#### Written exercise
Using the entries that follow, collect the lines where the word "document" appears.

(Dataset items)
▬▬▬▬▬▬

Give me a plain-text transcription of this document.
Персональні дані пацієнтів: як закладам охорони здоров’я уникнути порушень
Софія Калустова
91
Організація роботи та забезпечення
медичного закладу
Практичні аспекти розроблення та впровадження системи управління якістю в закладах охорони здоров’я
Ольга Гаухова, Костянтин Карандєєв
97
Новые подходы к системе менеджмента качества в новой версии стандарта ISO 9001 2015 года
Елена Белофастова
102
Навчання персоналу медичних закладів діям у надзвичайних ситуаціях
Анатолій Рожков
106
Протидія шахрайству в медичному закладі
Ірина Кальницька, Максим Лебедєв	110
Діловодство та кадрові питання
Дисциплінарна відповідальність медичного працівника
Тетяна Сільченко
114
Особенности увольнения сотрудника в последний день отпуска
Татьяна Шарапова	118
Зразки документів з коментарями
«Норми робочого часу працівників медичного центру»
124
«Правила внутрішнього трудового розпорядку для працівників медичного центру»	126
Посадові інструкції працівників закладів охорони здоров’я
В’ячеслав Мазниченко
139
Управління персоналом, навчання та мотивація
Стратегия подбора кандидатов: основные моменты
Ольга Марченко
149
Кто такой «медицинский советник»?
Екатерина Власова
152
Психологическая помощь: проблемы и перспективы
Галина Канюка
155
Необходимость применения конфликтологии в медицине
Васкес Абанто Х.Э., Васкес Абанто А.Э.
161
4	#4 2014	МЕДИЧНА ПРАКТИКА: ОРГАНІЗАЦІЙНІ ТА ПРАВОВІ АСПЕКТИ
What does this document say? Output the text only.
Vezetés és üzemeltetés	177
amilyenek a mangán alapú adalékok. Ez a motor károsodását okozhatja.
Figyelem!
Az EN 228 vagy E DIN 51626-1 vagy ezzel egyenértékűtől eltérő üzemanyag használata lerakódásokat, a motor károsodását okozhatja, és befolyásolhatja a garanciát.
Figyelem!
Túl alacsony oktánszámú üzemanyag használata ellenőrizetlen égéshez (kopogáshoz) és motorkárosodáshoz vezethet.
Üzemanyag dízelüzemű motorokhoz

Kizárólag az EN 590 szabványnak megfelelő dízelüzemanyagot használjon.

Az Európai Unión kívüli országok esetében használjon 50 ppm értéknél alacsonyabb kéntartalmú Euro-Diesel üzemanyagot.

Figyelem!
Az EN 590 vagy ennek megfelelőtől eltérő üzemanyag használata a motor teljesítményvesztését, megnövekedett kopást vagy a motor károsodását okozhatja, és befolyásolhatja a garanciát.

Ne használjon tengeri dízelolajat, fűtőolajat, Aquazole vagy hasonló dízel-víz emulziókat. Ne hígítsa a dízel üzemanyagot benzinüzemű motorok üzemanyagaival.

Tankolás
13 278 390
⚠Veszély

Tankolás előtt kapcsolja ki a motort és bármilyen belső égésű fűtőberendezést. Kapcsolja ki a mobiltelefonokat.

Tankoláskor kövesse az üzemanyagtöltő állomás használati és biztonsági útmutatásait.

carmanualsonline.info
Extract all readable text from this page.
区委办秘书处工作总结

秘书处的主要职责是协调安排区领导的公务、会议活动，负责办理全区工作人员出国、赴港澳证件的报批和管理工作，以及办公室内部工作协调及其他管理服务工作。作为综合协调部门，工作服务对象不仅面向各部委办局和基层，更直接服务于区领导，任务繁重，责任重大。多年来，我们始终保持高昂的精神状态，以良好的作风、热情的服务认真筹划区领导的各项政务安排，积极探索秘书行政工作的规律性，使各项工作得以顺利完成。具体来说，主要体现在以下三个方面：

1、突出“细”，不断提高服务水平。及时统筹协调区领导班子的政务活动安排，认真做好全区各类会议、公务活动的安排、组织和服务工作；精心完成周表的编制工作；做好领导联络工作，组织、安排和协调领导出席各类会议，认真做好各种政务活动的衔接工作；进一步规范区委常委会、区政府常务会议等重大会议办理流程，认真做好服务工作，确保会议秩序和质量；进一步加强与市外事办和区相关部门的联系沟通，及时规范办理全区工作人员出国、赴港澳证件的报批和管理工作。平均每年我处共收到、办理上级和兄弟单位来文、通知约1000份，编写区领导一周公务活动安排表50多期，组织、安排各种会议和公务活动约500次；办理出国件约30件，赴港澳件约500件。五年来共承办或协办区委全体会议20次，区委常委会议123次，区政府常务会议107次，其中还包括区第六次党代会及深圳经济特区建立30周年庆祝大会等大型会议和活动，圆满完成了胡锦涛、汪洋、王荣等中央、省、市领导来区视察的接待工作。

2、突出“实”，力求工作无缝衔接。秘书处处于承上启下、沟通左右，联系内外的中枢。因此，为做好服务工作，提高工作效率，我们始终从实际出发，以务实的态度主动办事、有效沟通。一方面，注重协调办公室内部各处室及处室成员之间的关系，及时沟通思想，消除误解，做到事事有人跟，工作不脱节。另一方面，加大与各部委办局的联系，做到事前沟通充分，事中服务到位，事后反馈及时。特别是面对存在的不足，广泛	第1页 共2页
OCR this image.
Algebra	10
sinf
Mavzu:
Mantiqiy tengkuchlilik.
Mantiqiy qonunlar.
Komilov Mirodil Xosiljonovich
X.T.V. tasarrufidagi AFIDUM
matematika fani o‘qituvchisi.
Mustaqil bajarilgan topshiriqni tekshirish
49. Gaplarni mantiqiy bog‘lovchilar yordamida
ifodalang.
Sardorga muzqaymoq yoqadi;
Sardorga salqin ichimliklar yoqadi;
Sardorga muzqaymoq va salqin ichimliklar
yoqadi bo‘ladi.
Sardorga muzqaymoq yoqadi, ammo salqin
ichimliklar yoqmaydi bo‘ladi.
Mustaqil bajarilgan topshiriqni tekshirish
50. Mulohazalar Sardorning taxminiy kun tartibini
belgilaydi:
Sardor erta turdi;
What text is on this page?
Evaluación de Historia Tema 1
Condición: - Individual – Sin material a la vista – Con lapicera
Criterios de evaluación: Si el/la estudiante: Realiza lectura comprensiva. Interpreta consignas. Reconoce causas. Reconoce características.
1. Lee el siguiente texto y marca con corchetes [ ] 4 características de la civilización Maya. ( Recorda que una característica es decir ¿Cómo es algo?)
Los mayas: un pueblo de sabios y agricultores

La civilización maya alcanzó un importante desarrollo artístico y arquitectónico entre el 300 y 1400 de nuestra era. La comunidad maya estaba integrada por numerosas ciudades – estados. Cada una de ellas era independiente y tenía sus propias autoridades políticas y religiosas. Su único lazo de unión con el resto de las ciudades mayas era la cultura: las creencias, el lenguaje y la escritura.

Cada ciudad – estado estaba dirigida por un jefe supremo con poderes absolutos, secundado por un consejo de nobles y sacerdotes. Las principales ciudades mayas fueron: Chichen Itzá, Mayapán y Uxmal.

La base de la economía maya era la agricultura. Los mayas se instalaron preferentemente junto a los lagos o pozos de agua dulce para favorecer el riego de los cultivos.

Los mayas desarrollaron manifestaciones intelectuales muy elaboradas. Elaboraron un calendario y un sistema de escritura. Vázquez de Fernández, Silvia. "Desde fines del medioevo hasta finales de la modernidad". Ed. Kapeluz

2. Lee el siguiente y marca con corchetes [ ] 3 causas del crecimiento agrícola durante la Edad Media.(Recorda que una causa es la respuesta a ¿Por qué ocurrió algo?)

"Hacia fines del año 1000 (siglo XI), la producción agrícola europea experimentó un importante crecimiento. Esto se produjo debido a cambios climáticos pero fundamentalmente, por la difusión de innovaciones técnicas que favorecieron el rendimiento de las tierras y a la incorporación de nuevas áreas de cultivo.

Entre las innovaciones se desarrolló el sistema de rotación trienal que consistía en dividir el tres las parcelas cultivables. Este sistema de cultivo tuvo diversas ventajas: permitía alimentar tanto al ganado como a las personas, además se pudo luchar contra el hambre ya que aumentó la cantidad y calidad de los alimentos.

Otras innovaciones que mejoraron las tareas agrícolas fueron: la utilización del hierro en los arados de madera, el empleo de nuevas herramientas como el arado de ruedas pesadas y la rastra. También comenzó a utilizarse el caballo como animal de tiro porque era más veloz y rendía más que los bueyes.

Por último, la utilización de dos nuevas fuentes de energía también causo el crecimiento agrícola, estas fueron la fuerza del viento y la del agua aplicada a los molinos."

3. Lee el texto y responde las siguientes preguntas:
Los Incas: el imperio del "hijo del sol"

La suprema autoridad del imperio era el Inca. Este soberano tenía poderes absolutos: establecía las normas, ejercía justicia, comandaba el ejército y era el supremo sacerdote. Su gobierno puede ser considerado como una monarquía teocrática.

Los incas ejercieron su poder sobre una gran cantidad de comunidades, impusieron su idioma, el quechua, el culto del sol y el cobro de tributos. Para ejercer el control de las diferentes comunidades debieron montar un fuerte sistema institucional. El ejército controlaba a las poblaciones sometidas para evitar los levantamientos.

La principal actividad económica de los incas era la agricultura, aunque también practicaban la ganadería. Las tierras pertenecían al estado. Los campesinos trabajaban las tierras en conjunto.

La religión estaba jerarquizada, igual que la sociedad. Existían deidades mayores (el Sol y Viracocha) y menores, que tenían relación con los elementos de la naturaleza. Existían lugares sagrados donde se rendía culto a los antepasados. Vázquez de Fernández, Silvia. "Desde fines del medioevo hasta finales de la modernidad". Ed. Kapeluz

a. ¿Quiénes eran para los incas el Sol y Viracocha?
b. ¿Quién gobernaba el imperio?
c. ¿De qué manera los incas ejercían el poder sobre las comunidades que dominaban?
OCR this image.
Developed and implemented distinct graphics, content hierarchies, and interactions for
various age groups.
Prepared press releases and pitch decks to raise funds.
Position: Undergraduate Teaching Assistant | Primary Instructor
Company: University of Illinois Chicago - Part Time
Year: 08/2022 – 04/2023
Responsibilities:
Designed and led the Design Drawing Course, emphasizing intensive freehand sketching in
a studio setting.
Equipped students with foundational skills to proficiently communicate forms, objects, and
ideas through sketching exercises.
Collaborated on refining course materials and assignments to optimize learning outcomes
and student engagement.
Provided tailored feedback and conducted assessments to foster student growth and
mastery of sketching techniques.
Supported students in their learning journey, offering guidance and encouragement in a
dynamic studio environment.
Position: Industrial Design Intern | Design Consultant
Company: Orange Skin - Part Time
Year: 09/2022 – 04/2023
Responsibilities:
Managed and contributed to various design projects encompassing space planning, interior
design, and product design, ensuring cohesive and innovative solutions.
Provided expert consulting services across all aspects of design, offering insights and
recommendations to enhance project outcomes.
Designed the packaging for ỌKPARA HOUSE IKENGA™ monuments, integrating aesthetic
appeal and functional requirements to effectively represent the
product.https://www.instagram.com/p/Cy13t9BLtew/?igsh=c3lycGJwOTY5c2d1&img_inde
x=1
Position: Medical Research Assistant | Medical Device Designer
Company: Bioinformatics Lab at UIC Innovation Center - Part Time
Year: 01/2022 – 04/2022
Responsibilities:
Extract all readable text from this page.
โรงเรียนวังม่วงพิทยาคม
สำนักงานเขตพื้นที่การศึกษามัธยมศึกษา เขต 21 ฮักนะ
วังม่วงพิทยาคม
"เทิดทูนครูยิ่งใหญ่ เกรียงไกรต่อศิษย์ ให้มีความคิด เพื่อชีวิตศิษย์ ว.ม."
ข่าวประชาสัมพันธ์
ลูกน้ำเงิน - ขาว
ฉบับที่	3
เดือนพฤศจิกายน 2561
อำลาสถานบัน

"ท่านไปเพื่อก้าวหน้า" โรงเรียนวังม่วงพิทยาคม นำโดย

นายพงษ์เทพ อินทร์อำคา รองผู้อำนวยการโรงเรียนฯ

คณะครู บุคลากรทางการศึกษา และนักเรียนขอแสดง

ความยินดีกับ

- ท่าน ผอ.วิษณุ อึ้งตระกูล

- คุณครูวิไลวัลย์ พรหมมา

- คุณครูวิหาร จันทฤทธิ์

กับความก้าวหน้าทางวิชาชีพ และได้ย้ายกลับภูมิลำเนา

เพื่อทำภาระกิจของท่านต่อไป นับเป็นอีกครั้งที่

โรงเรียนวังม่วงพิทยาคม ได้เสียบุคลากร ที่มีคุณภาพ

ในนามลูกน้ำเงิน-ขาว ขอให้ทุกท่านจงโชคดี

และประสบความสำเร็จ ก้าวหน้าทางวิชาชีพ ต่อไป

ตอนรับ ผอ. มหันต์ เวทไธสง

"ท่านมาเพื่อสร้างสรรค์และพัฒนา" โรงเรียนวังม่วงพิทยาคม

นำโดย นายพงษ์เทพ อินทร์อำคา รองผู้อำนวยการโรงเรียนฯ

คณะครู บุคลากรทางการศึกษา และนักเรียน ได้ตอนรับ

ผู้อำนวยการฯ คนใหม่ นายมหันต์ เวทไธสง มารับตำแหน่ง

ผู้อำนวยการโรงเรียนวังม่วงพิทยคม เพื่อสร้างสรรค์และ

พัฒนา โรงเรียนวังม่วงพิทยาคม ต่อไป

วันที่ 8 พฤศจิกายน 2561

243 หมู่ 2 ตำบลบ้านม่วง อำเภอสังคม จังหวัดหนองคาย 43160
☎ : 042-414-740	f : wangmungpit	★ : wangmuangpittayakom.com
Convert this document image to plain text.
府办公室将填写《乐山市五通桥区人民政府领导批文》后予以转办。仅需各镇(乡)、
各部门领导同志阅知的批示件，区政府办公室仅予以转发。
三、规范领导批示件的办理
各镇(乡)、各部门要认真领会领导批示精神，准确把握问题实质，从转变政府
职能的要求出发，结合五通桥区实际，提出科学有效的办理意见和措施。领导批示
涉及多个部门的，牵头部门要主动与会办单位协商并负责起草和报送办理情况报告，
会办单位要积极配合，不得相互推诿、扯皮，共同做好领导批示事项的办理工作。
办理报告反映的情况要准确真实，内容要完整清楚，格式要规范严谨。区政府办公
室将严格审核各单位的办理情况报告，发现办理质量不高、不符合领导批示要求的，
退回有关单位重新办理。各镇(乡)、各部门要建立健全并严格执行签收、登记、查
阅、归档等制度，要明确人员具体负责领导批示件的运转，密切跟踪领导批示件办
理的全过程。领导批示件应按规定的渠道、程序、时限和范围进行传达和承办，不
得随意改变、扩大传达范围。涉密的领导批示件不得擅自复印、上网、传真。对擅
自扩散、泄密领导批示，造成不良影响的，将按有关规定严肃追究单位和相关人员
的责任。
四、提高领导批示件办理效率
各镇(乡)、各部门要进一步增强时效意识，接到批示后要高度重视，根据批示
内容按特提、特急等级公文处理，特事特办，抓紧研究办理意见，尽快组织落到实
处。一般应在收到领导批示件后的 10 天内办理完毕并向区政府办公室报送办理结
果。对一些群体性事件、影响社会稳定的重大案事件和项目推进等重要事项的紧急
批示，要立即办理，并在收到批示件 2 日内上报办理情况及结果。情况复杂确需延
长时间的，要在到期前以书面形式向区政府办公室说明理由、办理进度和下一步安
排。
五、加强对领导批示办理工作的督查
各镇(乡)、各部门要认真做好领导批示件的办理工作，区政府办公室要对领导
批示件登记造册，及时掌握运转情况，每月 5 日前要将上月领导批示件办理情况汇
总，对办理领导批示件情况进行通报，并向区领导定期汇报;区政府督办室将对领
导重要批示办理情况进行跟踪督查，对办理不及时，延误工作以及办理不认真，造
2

▬▬▬▬▬▬

#### Exercise solution
Give me a plain-text transcription of this document.
What does this document say? Output the text only.
Convert this document image to plain text.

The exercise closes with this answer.